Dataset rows
___

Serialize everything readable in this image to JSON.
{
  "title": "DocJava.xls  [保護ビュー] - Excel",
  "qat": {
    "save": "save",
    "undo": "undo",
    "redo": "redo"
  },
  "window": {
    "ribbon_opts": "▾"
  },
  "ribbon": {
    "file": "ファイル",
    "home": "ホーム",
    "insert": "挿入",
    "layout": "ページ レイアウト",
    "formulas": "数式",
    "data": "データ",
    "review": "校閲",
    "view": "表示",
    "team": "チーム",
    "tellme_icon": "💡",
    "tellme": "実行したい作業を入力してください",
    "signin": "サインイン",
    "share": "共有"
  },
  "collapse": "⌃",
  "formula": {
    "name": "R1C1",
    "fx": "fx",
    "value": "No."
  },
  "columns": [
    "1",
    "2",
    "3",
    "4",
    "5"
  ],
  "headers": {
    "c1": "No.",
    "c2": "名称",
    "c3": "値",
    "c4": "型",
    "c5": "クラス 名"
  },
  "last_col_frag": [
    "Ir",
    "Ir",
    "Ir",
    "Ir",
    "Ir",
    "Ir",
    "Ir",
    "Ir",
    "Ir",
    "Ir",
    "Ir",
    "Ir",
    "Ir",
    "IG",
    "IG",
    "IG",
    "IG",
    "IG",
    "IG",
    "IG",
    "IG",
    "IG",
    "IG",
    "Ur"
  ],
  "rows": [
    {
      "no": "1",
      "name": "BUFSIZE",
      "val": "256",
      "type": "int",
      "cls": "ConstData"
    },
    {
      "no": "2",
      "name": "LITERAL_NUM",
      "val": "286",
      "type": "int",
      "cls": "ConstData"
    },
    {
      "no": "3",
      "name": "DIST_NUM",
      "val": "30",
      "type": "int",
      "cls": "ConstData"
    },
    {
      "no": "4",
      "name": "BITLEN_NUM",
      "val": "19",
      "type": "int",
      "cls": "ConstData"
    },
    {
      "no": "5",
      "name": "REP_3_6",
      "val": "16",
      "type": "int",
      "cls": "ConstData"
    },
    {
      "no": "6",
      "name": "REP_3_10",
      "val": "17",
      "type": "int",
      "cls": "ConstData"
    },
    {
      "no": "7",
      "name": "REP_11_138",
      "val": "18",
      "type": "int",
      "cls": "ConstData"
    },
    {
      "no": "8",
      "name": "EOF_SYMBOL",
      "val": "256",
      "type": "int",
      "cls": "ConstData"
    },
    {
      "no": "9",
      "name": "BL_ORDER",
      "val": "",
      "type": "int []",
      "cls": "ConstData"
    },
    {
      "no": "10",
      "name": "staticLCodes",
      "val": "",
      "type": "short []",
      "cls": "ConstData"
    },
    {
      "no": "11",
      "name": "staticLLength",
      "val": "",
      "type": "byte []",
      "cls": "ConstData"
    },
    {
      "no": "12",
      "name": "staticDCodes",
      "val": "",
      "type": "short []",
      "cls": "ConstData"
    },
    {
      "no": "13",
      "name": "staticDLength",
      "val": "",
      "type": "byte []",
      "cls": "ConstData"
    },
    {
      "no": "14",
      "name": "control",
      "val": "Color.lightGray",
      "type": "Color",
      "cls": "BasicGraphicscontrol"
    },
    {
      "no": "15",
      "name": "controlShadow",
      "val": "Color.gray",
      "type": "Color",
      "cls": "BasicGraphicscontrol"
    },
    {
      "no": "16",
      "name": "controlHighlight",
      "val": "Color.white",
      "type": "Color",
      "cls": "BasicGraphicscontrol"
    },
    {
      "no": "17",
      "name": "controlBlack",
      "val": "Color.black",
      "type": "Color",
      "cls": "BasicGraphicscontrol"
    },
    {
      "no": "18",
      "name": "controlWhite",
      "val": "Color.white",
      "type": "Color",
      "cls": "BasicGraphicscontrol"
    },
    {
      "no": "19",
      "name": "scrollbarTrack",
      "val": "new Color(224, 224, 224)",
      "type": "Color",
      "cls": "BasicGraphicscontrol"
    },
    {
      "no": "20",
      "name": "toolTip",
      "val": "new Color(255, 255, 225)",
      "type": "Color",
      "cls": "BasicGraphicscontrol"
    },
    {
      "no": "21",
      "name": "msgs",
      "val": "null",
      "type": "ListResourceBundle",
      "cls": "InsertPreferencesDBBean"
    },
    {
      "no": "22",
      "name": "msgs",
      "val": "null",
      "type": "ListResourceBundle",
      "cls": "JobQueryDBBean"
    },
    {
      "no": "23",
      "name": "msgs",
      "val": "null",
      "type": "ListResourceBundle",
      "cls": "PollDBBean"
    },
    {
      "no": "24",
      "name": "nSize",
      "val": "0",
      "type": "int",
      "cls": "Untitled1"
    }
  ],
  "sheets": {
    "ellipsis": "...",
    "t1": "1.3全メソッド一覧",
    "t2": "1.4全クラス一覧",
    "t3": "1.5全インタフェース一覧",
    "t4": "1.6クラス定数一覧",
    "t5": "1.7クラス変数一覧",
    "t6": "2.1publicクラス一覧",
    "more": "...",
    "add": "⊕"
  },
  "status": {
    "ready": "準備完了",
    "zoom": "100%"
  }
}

___

→ Set exercise:
Please restate the records in full, word for word.

→ Exercise output:
Serialize everything readable in this image to JSON.
{
  "title": "DocJava.xls  [保護ビュー] - Excel",
  "qat": {
    "save": "save",
    "undo": "undo",
    "redo": "redo"
  },
  "window": {
    "ribbon_opts": "▾"
  },
  "ribbon": {
    "file": "ファイル",
    "home": "ホーム",
    "insert": "挿入",
    "layout": "ページ レイアウト",
    "formulas": "数式",
    "data": "データ",
    "review": "校閲",
    "view": "表示",
    "team": "チーム",
    "tellme_icon": "💡",
    "tellme": "実行したい作業を入力してください",
    "signin": "サインイン",
    "share": "共有"
  },
  "collapse": "⌃",
  "formula": {
    "name": "R1C1",
    "fx": "fx",
    "value": "No."
  },
  "columns": [
    "1",
    "2",
    "3",
    "4",
    "5"
  ],
  "headers": {
    "c1": "No.",
    "c2": "名称",
    "c3": "値",
    "c4": "型",
    "c5": "クラス 名"
  },
  "last_col_frag": [
    "Ir",
    "Ir",
    "Ir",
    "Ir",
    "Ir",
    "Ir",
    "Ir",
    "Ir",
    "Ir",
    "Ir",
    "Ir",
    "Ir",
    "Ir",
    "IG",
    "IG",
    "IG",
    "IG",
    "IG",
    "IG",
    "IG",
    "IG",
    "IG",
    "IG",
    "Ur"
  ],
  "rows": [
    {
      "no": "1",
      "name": "BUFSIZE",
      "val": "256",
      "type": "int",
      "cls": "ConstData"
    },
    {
      "no": "2",
      "name": "LITERAL_NUM",
      "val": "286",
      "type": "int",
      "cls": "ConstData"
    },
    {
      "no": "3",
      "name": "DIST_NUM",
      "val": "30",
      "type": "int",
      "cls": "ConstData"
    },
    {
      "no": "4",
      "name": "BITLEN_NUM",
      "val": "19",
      "type": "int",
      "cls": "ConstData"
    },
    {
      "no": "5",
      "name": "REP_3_6",
      "val": "16",
      "type": "int",
      "cls": "ConstData"
    },
    {
      "no": "6",
      "name": "REP_3_10",
      "val": "17",
      "type": "int",
      "cls": "ConstData"
    },
    {
      "no": "7",
      "name": "REP_11_138",
      "val": "18",
      "type": "int",
      "cls": "ConstData"
    },
    {
      "no": "8",
      "name": "EOF_SYMBOL",
      "val": "256",
      "type": "int",
      "cls": "ConstData"
    },
    {
      "no": "9",
      "name": "BL_ORDER",
      "val": "",
      "type": "int []",
      "cls": "ConstData"
    },
    {
      "no": "10",
      "name": "staticLCodes",
      "val": "",
      "type": "short []",
      "cls": "ConstData"
    },
    {
      "no": "11",
      "name": "staticLLength",
      "val": "",
      "type": "byte []",
      "cls": "ConstData"
    },
    {
      "no": "12",
      "name": "staticDCodes",
      "val": "",
      "type": "short []",
      "cls": "ConstData"
    },
    {
      "no": "13",
      "name": "staticDLength",
      "val": "",
      "type": "byte []",
      "cls": "ConstData"
    },
    {
      "no": "14",
      "name": "control",
      "val": "Color.lightGray",
      "type": "Color",
      "cls": "BasicGraphicscontrol"
    },
    {
      "no": "15",
      "name": "controlShadow",
      "val": "Color.gray",
      "type": "Color",
      "cls": "BasicGraphicscontrol"
    },
    {
      "no": "16",
      "name": "controlHighlight",
      "val": "Color.white",
      "type": "Color",
      "cls": "BasicGraphicscontrol"
    },
    {
      "no": "17",
      "name": "controlBlack",
      "val": "Color.black",
      "type": "Color",
      "cls": "BasicGraphicscontrol"
    },
    {
      "no": "18",
      "name": "controlWhite",
      "val": "Color.white",
      "type": "Color",
      "cls": "BasicGraphicscontrol"
    },
    {
      "no": "19",
      "name": "scrollbarTrack",
      "val": "new Color(224, 224, 224)",
      "type": "Color",
      "cls": "BasicGraphicscontrol"
    },
    {
      "no": "20",
      "name": "toolTip",
      "val": "new Color(255, 255, 225)",
      "type": "Color",
      "cls": "BasicGraphicscontrol"
    },
    {
      "no": "21",
      "name": "msgs",
      "val": "null",
      "type": "ListResourceBundle",
      "cls": "InsertPreferencesDBBean"
    },
    {
      "no": "22",
      "name": "msgs",
      "val": "null",
      "type": "ListResourceBundle",
      "cls": "JobQueryDBBean"
    },
    {
      "no": "23",
      "name": "msgs",
      "val": "null",
      "type": "ListResourceBundle",
      "cls": "PollDBBean"
    },
    {
      "no": "24",
      "name": "nSize",
      "val": "0",
      "type": "int",
      "cls": "Untitled1"
    }
  ],
  "sheets": {
    "ellipsis": "...",
    "t1": "1.3全メソッド一覧",
    "t2": "1.4全クラス一覧",
    "t3": "1.5全インタフェース一覧",
    "t4": "1.6クラス定数一覧",
    "t5": "1.7クラス変数一覧",
    "t6": "2.1publicクラス一覧",
    "more": "...",
    "add": "⊕"
  },
  "status": {
    "ready": "準備完了",
    "zoom": "100%"
  }
}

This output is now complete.